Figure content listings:
BEGIN

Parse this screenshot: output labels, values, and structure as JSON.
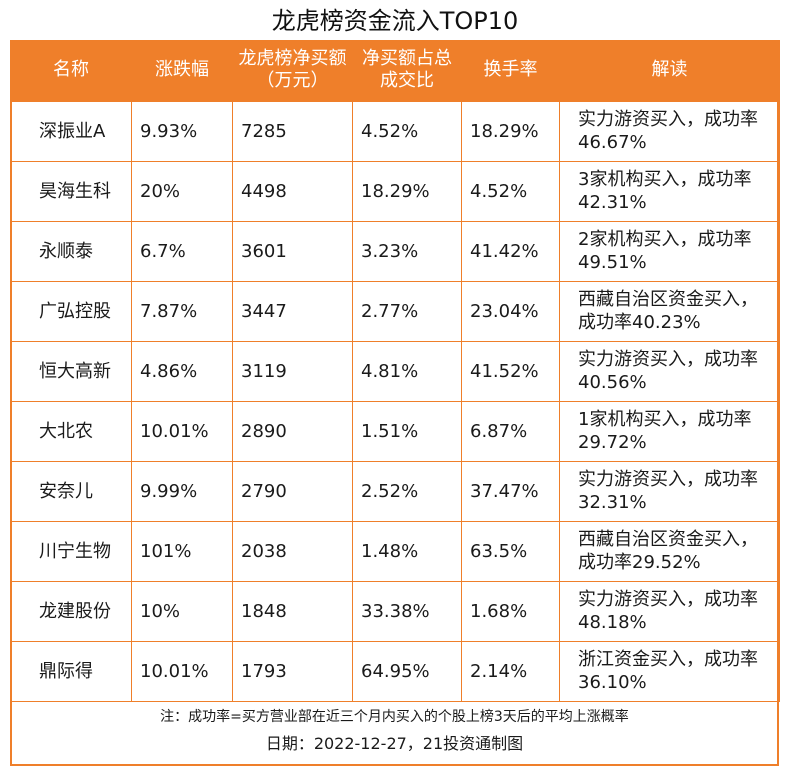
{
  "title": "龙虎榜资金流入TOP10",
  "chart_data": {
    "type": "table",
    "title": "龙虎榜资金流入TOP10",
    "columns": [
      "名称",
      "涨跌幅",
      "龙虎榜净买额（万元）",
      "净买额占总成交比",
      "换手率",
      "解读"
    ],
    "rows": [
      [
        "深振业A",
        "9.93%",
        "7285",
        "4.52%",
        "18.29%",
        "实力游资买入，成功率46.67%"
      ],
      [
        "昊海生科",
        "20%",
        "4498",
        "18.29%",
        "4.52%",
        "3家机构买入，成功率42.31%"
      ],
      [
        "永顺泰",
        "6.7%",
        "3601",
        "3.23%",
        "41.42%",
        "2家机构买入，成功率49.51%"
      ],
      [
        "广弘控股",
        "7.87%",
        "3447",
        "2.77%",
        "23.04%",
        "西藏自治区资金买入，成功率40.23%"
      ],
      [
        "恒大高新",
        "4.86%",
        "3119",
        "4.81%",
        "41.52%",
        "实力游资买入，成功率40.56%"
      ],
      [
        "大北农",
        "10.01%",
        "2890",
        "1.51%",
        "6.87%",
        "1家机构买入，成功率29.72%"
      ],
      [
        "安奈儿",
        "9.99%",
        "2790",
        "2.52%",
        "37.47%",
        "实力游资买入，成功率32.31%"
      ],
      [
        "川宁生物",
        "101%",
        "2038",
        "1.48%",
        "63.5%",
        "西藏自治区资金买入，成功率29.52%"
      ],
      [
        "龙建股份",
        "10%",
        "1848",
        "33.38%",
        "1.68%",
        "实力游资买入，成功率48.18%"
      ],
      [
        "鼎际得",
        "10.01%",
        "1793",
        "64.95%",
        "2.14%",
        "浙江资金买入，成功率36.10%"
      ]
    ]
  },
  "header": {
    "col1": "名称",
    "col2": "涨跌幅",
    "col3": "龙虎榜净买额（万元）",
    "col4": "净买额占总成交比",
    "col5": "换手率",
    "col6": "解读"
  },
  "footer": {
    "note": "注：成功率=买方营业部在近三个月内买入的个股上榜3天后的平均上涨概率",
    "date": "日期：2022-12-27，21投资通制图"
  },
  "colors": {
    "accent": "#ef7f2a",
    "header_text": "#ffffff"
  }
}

END
BEGIN

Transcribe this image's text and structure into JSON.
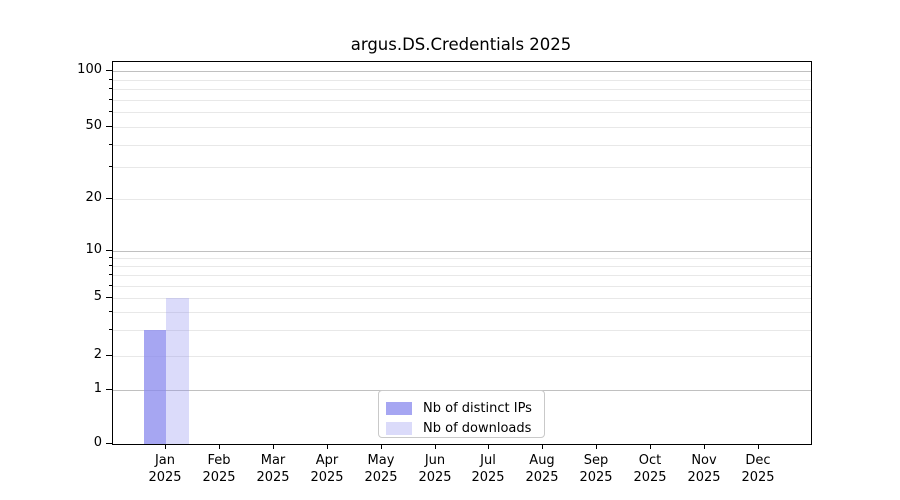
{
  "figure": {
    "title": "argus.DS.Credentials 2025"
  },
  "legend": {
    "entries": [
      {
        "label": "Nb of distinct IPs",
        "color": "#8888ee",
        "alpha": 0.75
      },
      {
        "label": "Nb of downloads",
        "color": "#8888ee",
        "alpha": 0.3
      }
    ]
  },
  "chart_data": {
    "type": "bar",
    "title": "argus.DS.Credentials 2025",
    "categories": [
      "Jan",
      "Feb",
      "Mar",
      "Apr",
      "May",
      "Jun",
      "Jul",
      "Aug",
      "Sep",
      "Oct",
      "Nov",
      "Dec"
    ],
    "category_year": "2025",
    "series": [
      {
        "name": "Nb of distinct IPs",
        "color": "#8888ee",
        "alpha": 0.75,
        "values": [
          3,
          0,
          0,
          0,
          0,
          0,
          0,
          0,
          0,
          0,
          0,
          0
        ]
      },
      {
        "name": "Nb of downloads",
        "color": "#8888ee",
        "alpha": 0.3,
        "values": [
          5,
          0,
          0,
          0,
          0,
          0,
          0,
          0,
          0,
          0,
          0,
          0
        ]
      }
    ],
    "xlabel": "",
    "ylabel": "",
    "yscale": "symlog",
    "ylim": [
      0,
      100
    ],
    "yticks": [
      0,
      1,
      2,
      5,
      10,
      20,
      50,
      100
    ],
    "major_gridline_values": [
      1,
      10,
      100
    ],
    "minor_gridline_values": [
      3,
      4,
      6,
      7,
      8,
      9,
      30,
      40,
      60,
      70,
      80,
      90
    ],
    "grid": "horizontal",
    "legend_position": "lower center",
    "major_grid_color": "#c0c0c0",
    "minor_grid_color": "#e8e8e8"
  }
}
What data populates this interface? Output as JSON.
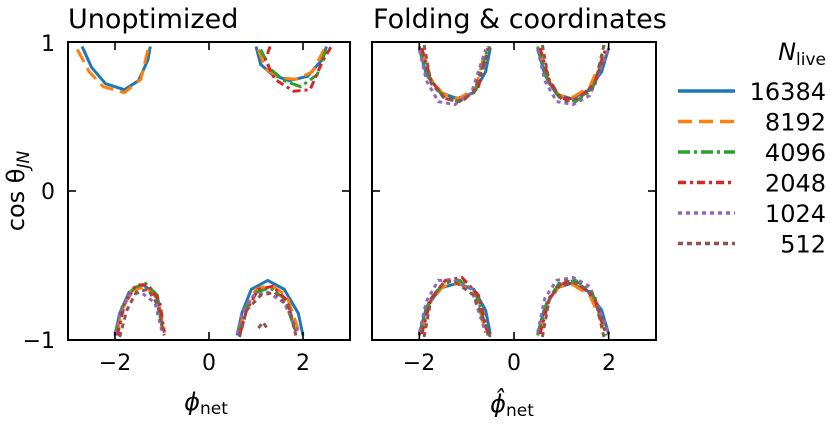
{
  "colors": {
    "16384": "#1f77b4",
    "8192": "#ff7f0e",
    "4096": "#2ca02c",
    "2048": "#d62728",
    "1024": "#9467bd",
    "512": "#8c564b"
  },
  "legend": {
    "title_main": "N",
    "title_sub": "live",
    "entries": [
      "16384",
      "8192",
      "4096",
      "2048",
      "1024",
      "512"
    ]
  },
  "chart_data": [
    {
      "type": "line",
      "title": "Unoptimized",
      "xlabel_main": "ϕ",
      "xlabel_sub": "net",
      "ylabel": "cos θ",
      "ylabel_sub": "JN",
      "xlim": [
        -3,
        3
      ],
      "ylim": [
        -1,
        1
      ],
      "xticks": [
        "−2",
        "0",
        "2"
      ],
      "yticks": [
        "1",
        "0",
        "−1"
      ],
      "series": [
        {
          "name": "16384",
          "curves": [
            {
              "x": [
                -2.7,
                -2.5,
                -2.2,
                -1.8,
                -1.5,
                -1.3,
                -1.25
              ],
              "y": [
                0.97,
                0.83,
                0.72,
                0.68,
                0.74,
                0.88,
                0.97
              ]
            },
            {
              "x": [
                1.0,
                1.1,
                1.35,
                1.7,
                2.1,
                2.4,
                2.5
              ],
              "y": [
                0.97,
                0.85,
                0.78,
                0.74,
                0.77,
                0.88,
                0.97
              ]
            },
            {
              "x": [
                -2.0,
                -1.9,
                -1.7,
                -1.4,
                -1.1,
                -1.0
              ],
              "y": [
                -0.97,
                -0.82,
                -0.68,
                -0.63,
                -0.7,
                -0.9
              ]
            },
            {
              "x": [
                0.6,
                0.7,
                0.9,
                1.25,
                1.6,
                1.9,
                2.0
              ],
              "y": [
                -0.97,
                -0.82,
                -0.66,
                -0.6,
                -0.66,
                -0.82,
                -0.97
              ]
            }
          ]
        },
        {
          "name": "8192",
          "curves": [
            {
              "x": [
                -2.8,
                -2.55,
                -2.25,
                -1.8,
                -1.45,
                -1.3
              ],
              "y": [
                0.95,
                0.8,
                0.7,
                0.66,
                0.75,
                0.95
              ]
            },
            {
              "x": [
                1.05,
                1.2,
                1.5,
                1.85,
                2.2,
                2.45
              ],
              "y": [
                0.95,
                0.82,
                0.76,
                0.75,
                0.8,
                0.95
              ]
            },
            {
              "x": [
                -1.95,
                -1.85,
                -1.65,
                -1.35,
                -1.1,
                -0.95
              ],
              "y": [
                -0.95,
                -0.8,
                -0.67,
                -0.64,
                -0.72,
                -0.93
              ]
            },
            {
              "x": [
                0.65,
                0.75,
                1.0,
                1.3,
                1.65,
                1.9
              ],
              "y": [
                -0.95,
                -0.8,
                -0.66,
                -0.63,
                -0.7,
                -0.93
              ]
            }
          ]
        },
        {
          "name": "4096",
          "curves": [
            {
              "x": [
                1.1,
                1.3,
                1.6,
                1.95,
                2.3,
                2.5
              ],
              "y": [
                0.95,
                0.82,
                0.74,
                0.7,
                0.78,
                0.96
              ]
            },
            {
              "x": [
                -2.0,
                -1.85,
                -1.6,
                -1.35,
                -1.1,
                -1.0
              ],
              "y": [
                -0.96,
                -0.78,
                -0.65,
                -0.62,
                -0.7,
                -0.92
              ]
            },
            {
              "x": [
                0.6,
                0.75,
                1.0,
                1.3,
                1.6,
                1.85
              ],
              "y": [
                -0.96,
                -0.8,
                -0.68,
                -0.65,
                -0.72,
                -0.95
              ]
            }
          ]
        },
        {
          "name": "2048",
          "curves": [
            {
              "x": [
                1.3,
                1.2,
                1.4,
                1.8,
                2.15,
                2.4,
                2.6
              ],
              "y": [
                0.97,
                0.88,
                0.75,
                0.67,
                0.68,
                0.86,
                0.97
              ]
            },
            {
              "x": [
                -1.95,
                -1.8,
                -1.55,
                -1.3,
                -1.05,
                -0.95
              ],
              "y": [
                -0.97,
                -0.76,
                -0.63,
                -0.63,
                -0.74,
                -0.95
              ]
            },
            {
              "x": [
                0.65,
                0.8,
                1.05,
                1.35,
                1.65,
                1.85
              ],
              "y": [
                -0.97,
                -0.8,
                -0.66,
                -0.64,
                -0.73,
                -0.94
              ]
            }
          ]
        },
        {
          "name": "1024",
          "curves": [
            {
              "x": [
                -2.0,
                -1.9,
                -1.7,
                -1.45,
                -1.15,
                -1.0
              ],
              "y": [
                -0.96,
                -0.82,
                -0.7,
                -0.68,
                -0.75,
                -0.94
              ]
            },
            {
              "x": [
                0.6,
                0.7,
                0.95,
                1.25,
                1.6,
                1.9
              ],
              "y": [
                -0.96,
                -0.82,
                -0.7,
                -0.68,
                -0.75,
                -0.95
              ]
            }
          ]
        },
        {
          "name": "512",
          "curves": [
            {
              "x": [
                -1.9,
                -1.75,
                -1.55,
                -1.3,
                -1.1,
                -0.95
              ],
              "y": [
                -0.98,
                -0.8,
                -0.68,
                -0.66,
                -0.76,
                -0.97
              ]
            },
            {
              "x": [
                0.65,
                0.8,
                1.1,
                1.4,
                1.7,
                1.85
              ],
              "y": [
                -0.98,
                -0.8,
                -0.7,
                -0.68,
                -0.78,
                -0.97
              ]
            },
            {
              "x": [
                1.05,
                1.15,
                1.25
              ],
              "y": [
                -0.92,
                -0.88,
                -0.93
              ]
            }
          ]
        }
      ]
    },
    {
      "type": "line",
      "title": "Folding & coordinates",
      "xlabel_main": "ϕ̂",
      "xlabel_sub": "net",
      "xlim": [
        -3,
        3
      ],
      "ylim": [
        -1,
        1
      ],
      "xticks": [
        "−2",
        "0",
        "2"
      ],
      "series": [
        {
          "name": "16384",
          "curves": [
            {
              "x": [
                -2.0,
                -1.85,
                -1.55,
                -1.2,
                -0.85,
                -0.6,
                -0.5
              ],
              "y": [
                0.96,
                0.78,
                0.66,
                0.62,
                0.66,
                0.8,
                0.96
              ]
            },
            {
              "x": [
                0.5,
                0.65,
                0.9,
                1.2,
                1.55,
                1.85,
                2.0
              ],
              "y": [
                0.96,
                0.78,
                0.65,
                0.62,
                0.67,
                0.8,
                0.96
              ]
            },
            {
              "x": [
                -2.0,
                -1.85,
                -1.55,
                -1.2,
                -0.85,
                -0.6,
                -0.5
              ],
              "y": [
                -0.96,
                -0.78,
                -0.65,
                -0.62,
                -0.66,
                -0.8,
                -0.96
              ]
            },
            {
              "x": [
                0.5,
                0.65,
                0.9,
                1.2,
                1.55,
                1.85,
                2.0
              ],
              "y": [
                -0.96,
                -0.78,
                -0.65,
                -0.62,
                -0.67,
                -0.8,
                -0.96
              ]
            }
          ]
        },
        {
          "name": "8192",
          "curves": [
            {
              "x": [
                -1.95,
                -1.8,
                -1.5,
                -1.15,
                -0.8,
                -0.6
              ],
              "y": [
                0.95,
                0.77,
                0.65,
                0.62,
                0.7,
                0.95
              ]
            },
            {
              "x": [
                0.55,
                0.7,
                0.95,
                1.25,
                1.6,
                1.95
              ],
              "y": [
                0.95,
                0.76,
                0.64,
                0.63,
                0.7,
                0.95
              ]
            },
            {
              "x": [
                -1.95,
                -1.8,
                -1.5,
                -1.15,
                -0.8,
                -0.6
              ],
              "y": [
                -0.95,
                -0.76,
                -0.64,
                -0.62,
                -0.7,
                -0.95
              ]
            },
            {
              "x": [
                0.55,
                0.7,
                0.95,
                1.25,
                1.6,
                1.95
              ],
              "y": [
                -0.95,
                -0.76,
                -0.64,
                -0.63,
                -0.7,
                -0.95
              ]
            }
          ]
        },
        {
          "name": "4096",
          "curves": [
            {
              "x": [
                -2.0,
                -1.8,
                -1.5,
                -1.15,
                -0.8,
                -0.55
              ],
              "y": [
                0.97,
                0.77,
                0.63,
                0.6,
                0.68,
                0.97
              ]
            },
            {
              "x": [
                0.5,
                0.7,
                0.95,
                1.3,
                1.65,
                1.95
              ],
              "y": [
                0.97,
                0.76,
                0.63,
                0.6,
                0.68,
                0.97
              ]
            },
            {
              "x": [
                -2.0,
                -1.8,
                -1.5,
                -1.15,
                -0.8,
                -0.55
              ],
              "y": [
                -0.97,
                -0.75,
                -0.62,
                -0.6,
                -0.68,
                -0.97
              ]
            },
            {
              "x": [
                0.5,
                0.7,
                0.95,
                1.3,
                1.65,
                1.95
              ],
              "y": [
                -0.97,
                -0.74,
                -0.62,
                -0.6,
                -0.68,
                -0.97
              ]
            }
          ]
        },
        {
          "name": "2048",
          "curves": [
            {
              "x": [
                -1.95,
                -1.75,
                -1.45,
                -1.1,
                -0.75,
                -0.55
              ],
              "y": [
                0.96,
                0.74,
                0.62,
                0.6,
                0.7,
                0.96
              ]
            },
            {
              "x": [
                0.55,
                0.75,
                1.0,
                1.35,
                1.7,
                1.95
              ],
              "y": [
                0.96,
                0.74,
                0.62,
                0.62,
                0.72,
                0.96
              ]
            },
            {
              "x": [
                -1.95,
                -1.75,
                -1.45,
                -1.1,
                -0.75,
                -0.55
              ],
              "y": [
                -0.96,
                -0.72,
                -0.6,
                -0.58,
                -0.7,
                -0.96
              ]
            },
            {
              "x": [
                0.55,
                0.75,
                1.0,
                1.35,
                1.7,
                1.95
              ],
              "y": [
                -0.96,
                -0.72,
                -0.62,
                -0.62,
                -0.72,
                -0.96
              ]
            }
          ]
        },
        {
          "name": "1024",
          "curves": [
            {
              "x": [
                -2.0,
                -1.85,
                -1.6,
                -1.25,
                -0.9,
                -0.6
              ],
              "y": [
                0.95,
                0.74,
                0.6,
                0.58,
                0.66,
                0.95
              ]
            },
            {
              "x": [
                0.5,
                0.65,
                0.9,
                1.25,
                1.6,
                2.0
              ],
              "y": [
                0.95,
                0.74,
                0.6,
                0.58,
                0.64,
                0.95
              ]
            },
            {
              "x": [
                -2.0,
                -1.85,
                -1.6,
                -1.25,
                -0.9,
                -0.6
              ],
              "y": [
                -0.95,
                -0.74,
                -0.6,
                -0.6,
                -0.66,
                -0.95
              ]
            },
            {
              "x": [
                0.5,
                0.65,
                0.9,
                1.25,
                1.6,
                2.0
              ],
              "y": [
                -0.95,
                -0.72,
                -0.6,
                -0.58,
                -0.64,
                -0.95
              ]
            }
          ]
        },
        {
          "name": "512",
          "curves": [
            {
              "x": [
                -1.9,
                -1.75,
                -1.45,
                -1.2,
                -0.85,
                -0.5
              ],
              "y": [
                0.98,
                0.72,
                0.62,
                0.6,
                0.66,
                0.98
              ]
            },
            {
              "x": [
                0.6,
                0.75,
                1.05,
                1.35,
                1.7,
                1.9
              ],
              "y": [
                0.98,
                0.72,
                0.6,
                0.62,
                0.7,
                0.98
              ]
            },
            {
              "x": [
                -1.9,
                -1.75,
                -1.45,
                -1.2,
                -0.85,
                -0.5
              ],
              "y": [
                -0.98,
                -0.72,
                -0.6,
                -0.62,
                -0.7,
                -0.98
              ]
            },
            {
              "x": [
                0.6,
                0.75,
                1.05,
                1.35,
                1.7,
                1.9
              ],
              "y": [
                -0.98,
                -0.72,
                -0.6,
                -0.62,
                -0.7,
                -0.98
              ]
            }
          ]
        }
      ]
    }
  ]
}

END

# AIM
Identify every line where the string "西藏自治区资金买入" appears.

# ANSWER TO THIS TASK
        "西藏自治区资金买入，成功率40.23%"
        "西藏自治区资金买入，成功率29.52%"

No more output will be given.